Provided records >>
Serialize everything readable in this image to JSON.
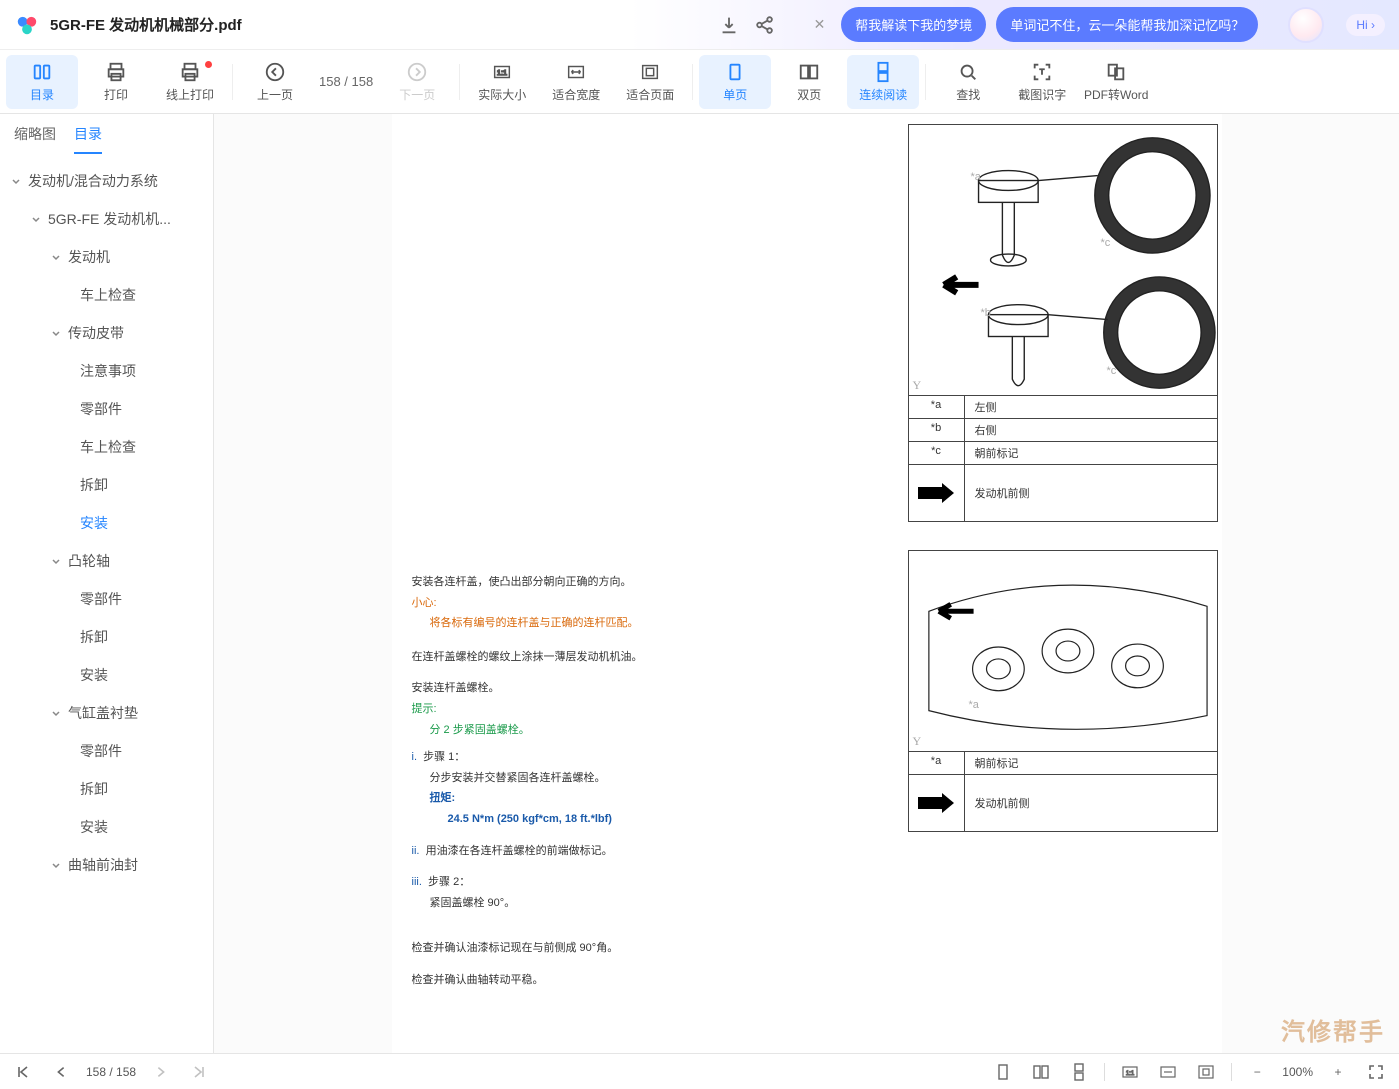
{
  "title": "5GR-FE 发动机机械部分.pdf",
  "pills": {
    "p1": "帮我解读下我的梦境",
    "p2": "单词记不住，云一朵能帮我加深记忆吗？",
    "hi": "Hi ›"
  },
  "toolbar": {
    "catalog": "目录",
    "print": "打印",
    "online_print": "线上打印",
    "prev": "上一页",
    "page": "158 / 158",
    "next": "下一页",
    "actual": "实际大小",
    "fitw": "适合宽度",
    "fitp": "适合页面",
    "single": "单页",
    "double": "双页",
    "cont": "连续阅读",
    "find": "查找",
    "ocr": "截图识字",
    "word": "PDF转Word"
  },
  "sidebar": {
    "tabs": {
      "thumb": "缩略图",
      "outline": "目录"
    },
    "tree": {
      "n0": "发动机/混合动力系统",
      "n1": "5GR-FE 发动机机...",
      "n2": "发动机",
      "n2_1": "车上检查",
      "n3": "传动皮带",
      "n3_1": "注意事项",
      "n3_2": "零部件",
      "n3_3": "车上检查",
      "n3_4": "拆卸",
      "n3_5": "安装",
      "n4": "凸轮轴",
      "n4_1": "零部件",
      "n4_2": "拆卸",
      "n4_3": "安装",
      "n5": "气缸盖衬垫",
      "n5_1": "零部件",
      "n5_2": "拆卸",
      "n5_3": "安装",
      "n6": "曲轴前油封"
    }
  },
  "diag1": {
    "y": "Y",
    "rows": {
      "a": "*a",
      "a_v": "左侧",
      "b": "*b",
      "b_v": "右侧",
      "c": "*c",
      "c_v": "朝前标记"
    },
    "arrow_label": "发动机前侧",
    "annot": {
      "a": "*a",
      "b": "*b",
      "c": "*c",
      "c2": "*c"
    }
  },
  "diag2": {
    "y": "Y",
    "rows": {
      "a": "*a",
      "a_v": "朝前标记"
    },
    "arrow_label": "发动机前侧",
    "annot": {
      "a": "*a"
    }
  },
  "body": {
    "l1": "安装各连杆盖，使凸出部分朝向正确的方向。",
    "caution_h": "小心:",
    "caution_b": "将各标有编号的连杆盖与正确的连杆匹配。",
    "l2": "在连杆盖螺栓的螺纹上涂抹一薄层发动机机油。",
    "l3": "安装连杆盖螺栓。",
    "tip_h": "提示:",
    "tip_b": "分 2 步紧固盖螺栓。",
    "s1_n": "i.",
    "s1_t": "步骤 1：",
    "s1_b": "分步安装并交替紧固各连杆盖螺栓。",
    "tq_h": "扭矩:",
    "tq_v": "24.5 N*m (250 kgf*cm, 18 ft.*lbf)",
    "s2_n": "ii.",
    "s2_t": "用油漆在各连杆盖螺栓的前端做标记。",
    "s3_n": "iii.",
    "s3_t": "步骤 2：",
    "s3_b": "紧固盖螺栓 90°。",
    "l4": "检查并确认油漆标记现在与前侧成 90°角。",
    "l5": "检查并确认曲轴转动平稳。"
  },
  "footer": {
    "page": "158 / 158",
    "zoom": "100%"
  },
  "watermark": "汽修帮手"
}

Exercise goal >> Reproduce each entry precisely. Leave the pictures out.

Answer for the task >>
Serialize everything readable in this image to JSON.
{
  "title": "5GR-FE 发动机机械部分.pdf",
  "pills": {
    "p1": "帮我解读下我的梦境",
    "p2": "单词记不住，云一朵能帮我加深记忆吗？",
    "hi": "Hi ›"
  },
  "toolbar": {
    "catalog": "目录",
    "print": "打印",
    "online_print": "线上打印",
    "prev": "上一页",
    "page": "158 / 158",
    "next": "下一页",
    "actual": "实际大小",
    "fitw": "适合宽度",
    "fitp": "适合页面",
    "single": "单页",
    "double": "双页",
    "cont": "连续阅读",
    "find": "查找",
    "ocr": "截图识字",
    "word": "PDF转Word"
  },
  "sidebar": {
    "tabs": {
      "thumb": "缩略图",
      "outline": "目录"
    },
    "tree": {
      "n0": "发动机/混合动力系统",
      "n1": "5GR-FE 发动机机...",
      "n2": "发动机",
      "n2_1": "车上检查",
      "n3": "传动皮带",
      "n3_1": "注意事项",
      "n3_2": "零部件",
      "n3_3": "车上检查",
      "n3_4": "拆卸",
      "n3_5": "安装",
      "n4": "凸轮轴",
      "n4_1": "零部件",
      "n4_2": "拆卸",
      "n4_3": "安装",
      "n5": "气缸盖衬垫",
      "n5_1": "零部件",
      "n5_2": "拆卸",
      "n5_3": "安装",
      "n6": "曲轴前油封"
    }
  },
  "diag1": {
    "y": "Y",
    "rows": {
      "a": "*a",
      "a_v": "左侧",
      "b": "*b",
      "b_v": "右侧",
      "c": "*c",
      "c_v": "朝前标记"
    },
    "arrow_label": "发动机前侧",
    "annot": {
      "a": "*a",
      "b": "*b",
      "c": "*c",
      "c2": "*c"
    }
  },
  "diag2": {
    "y": "Y",
    "rows": {
      "a": "*a",
      "a_v": "朝前标记"
    },
    "arrow_label": "发动机前侧",
    "annot": {
      "a": "*a"
    }
  },
  "body": {
    "l1": "安装各连杆盖，使凸出部分朝向正确的方向。",
    "caution_h": "小心:",
    "caution_b": "将各标有编号的连杆盖与正确的连杆匹配。",
    "l2": "在连杆盖螺栓的螺纹上涂抹一薄层发动机机油。",
    "l3": "安装连杆盖螺栓。",
    "tip_h": "提示:",
    "tip_b": "分 2 步紧固盖螺栓。",
    "s1_n": "i.",
    "s1_t": "步骤 1：",
    "s1_b": "分步安装并交替紧固各连杆盖螺栓。",
    "tq_h": "扭矩:",
    "tq_v": "24.5 N*m (250 kgf*cm, 18 ft.*lbf)",
    "s2_n": "ii.",
    "s2_t": "用油漆在各连杆盖螺栓的前端做标记。",
    "s3_n": "iii.",
    "s3_t": "步骤 2：",
    "s3_b": "紧固盖螺栓 90°。",
    "l4": "检查并确认油漆标记现在与前侧成 90°角。",
    "l5": "检查并确认曲轴转动平稳。"
  },
  "footer": {
    "page": "158 / 158",
    "zoom": "100%"
  },
  "watermark": "汽修帮手"
}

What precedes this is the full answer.